* [ПИСЬМЕННОЕ ЗАДАНИЕ A]
Назовите все страны, в которых, по словам отрывка текста, сняты фильмы о Вере Павловой и с её участием.

* [ОТРЫВОК ТЕКСТА]
* * * * * * * * *

Раньше про вас писали много ругательного: «Вера Павлова? Это которая пишет про сперму?», «Стихи Павловой списаны со стенки моего подъезда», «Невозможно у неё найти приличного четверостишия», - а теперь это поутихло. Сейчас кто только про сперму не пишет. Вы не скучаете по ажиотажу?

Во-первых, это не поутихло, просто я перестала публиковать рецензии на своём сайте. И сейчас этого, не будем произносить чего, вполне достаточно. Люди продолжают обсуждать мои стихи. Во-вторых, я по ажиотажу вокруг себя совершенно не скучаю. Меня он не волновал, разве что немного развлекал. Тем более боже меня упаси что-то сознательно развивать. Я никак не формирую мнения о себе, этим просто смешно заниматься. Это стихийный процесс.
«Никто не читает моих стихов лучше, чем я»

Сейчас у Веры Павловой вышло уже 14 книг. На подходе 15-я. Она стала лауреатом премий имени Аполлона Григорьева, «Антология», специальной премии «Московский счёт». Она переведена на 20 языков. Она написала либретто опер «Эйнштейн и Маргарита», «Планета Пи» (композитор Ираида Юсупова) и «Дидона и Эней, пролог» (композитор Майкл Найман). Записала как чтец семь дисков со стихами поэтов Серебряного века. Спектакли по её стихам поставлены в Скопине, Санкт-Петербурге, Москве. Фильмы о ней и с её участием сняты в России, Франции, Германии, США.

А вам нравится то, как вы читаете свои стихи?

Хм. Да, нравится.

А есть другой человек, который правильно их воспроизводит?

* * * * * * * * *

* [ПИСЬМЕННОЕ ЗАДАНИЕ B]
Замените в записях ниже "element" на "item" и приведите их заново, больше ничего не меняя.

* * * * * * * * *

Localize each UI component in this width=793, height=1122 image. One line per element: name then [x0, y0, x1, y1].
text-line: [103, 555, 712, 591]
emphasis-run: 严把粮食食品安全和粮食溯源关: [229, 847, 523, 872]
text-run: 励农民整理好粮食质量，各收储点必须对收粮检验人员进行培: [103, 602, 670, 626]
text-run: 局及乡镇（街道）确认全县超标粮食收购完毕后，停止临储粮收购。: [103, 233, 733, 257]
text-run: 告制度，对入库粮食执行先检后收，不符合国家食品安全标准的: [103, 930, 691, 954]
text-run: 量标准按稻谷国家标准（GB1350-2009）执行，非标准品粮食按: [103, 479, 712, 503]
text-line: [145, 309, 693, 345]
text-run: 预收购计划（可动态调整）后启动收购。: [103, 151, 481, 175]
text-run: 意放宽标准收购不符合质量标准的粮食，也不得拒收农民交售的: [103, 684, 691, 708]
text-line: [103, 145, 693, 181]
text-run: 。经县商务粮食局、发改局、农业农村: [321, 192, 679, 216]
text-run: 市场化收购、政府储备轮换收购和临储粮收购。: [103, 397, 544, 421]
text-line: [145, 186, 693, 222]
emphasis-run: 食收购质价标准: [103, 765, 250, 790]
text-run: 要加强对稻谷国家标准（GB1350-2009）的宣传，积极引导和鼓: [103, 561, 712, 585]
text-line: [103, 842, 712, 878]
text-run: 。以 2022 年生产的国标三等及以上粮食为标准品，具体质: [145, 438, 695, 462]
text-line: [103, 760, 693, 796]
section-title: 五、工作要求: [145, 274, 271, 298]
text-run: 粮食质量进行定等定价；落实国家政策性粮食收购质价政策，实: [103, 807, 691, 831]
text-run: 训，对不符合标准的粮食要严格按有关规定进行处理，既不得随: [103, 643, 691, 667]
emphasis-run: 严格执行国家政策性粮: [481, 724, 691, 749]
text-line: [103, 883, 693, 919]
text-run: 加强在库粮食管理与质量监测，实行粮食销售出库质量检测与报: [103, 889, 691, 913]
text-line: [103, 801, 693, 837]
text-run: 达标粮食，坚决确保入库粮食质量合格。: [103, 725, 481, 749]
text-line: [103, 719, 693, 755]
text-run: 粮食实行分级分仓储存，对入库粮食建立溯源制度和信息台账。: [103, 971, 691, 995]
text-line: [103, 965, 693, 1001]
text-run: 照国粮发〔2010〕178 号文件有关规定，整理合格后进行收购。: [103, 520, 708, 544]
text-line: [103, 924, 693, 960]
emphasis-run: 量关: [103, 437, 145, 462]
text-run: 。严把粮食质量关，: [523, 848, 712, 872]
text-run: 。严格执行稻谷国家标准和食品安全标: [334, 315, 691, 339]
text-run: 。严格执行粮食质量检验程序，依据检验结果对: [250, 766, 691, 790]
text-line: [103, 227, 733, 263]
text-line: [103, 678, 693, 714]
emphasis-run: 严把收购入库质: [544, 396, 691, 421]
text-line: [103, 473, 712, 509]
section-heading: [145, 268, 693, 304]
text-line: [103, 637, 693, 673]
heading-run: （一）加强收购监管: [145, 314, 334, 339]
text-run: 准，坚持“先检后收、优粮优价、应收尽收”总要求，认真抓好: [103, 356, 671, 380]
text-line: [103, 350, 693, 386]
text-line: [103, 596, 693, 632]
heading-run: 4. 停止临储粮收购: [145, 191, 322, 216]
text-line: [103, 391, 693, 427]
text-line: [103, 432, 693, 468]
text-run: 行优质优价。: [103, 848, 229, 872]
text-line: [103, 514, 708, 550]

* * * * * * * * *

* [ИТОГОВЫЙ ОТВЕТ A]
Россия, Франция, Германия, США.

* [ИТОГОВЫЙ ОТВЕТ B]
Localize each UI component in this width=793, height=1122 image. One line per item: name then [x0, y0, x1, y1].
text-line: [103, 555, 712, 591]
emphasis-run: 严把粮食食品安全和粮食溯源关: [229, 847, 523, 872]
text-run: 励农民整理好粮食质量，各收储点必须对收粮检验人员进行培: [103, 602, 670, 626]
text-run: 局及乡镇（街道）确认全县超标粮食收购完毕后，停止临储粮收购。: [103, 233, 733, 257]
text-run: 告制度，对入库粮食执行先检后收，不符合国家食品安全标准的: [103, 930, 691, 954]
text-run: 量标准按稻谷国家标准（GB1350-2009）执行，非标准品粮食按: [103, 479, 712, 503]
text-line: [145, 309, 693, 345]
text-run: 预收购计划（可动态调整）后启动收购。: [103, 151, 481, 175]
text-run: 意放宽标准收购不符合质量标准的粮食，也不得拒收农民交售的: [103, 684, 691, 708]
text-line: [103, 145, 693, 181]
text-run: 。经县商务粮食局、发改局、农业农村: [321, 192, 679, 216]
text-run: 市场化收购、政府储备轮换收购和临储粮收购。: [103, 397, 544, 421]
text-line: [145, 186, 693, 222]
emphasis-run: 食收购质价标准: [103, 765, 250, 790]
text-run: 要加强对稻谷国家标准（GB1350-2009）的宣传，积极引导和鼓: [103, 561, 712, 585]
text-line: [103, 842, 712, 878]
text-run: 。以 2022 年生产的国标三等及以上粮食为标准品，具体质: [145, 438, 695, 462]
text-line: [103, 760, 693, 796]
section-title: 五、工作要求: [145, 274, 271, 298]
text-run: 粮食质量进行定等定价；落实国家政策性粮食收购质价政策，实: [103, 807, 691, 831]
text-run: 训，对不符合标准的粮食要严格按有关规定进行处理，既不得随: [103, 643, 691, 667]
emphasis-run: 严格执行国家政策性粮: [481, 724, 691, 749]
text-line: [103, 883, 693, 919]
text-run: 加强在库粮食管理与质量监测，实行粮食销售出库质量检测与报: [103, 889, 691, 913]
text-line: [103, 801, 693, 837]
text-run: 达标粮食，坚决确保入库粮食质量合格。: [103, 725, 481, 749]
text-line: [103, 719, 693, 755]
text-run: 粮食实行分级分仓储存，对入库粮食建立溯源制度和信息台账。: [103, 971, 691, 995]
text-line: [103, 965, 693, 1001]
text-run: 照国粮发〔2010〕178 号文件有关规定，整理合格后进行收购。: [103, 520, 708, 544]
text-line: [103, 924, 693, 960]
emphasis-run: 量关: [103, 437, 145, 462]
text-run: 。严把粮食质量关，: [523, 848, 712, 872]
text-run: 。严格执行稻谷国家标准和食品安全标: [334, 315, 691, 339]
text-run: 。严格执行粮食质量检验程序，依据检验结果对: [250, 766, 691, 790]
text-line: [103, 227, 733, 263]
text-line: [103, 678, 693, 714]
emphasis-run: 严把收购入库质: [544, 396, 691, 421]
text-line: [103, 473, 712, 509]
section-heading: [145, 268, 693, 304]
text-line: [103, 637, 693, 673]
heading-run: （一）加强收购监管: [145, 314, 334, 339]
text-run: 准，坚持“先检后收、优粮优价、应收尽收”总要求，认真抓好: [103, 356, 671, 380]
text-line: [103, 350, 693, 386]
text-line: [103, 596, 693, 632]
heading-run: 4. 停止临储粮收购: [145, 191, 322, 216]
text-line: [103, 391, 693, 427]
text-line: [103, 432, 693, 468]
text-run: 行优质优价。: [103, 848, 229, 872]
text-line: [103, 514, 708, 550]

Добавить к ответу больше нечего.